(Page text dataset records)
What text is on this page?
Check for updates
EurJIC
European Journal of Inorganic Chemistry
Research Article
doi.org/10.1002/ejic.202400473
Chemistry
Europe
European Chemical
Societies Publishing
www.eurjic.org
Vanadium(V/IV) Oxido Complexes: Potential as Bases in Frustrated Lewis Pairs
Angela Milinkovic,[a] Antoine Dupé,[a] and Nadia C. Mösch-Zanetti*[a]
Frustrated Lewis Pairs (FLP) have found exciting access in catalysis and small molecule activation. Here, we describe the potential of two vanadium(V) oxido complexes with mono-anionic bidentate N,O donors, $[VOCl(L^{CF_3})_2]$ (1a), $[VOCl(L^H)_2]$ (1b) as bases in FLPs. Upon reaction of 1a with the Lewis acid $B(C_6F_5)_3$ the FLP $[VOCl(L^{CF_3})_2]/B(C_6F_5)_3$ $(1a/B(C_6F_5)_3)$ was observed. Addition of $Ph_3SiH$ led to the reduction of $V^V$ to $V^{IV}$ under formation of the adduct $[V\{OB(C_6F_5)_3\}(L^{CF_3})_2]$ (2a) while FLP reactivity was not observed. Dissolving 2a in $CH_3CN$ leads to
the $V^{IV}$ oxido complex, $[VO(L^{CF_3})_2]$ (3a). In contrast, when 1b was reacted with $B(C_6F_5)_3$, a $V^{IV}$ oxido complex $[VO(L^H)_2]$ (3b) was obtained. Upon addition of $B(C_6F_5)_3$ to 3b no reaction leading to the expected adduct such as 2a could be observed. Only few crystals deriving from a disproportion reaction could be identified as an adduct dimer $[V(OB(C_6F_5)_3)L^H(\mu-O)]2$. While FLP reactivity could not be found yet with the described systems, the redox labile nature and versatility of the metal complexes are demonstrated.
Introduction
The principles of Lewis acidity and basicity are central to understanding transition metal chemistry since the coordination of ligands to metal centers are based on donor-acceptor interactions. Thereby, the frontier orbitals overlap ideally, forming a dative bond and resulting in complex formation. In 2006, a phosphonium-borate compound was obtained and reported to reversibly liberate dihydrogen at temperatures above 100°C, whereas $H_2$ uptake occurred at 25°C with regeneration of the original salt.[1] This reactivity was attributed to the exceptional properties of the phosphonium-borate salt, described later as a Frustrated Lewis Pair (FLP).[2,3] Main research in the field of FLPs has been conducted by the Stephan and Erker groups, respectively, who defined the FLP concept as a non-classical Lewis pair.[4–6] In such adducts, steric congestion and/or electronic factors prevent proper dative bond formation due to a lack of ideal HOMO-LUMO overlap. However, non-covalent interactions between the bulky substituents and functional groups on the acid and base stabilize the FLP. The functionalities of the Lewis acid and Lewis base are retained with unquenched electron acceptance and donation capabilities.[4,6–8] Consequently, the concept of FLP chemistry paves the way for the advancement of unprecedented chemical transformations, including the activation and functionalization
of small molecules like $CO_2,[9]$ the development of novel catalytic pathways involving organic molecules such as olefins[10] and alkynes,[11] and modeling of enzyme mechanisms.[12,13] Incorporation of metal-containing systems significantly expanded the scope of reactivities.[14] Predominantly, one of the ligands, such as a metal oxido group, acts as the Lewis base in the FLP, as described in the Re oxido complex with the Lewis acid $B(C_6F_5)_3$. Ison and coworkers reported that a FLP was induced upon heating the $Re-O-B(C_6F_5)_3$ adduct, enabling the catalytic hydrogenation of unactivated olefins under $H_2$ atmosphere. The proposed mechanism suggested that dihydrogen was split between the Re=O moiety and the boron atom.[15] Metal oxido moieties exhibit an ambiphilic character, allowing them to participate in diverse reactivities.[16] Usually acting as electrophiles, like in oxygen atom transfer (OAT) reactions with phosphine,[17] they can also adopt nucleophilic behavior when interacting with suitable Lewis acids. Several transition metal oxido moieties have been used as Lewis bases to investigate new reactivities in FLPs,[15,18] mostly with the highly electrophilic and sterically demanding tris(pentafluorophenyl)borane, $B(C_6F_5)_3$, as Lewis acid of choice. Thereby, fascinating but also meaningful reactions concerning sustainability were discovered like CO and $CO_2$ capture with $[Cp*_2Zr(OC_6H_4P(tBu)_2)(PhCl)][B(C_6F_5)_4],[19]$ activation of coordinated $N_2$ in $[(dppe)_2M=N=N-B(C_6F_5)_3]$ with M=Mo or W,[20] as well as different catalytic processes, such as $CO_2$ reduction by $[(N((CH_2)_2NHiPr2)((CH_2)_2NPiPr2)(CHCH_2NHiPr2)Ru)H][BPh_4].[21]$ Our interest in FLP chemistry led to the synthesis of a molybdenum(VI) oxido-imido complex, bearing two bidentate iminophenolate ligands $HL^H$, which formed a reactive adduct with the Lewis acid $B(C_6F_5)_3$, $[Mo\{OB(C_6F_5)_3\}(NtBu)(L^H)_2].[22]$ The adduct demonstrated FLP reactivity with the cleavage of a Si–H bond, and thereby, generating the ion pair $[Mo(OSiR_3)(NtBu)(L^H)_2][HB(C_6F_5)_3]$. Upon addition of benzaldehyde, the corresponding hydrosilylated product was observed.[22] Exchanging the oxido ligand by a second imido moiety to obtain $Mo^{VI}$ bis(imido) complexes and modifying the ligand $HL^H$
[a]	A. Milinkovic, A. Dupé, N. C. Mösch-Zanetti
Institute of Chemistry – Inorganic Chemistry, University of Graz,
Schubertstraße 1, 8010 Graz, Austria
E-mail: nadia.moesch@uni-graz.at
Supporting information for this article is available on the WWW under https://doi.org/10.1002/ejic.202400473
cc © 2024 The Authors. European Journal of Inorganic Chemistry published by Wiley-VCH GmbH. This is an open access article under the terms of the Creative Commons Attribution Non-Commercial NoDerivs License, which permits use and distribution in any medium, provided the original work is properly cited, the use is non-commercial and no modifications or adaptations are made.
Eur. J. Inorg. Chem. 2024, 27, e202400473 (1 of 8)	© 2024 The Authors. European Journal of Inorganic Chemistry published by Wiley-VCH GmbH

• [Work request]
Your answer should consist of every line from the entries that holds "access".

• [Task answer]
Frustrated Lewis Pairs (FLP) have found exciting access in catalysis and small molecule activation. Here, we describe the potential of two vanadium(V) oxido complexes with mono-anionic bidentate N,O donors, $[VOCl(L^{CF_3})_2]$ (1a), $[VOCl(L^H)_2]$ (1b) as bases in FLPs. Upon reaction of 1a with the Lewis acid $B(C_6F_5)_3$ the FLP $[VOCl(L^{CF_3})_2]/B(C_6F_5)_3$ $(1a/B(C_6F_5)_3)$ was observed. Addition of $Ph_3SiH$ led to the reduction of $V^V$ to $V^{IV}$ under formation of the adduct $[V\{OB(C_6F_5)_3\}(L^{CF_3})_2]$ (2a) while FLP reactivity was not observed. Dissolving 2a in $CH_3CN$ leads to
cc © 2024 The Authors. European Journal of Inorganic Chemistry published by Wiley-VCH GmbH. This is an open access article under the terms of the Creative Commons Attribution Non-Commercial NoDerivs License, which permits use and distribution in any medium, provided the original work is properly cited, the use is non-commercial and no modifications or adaptations are made.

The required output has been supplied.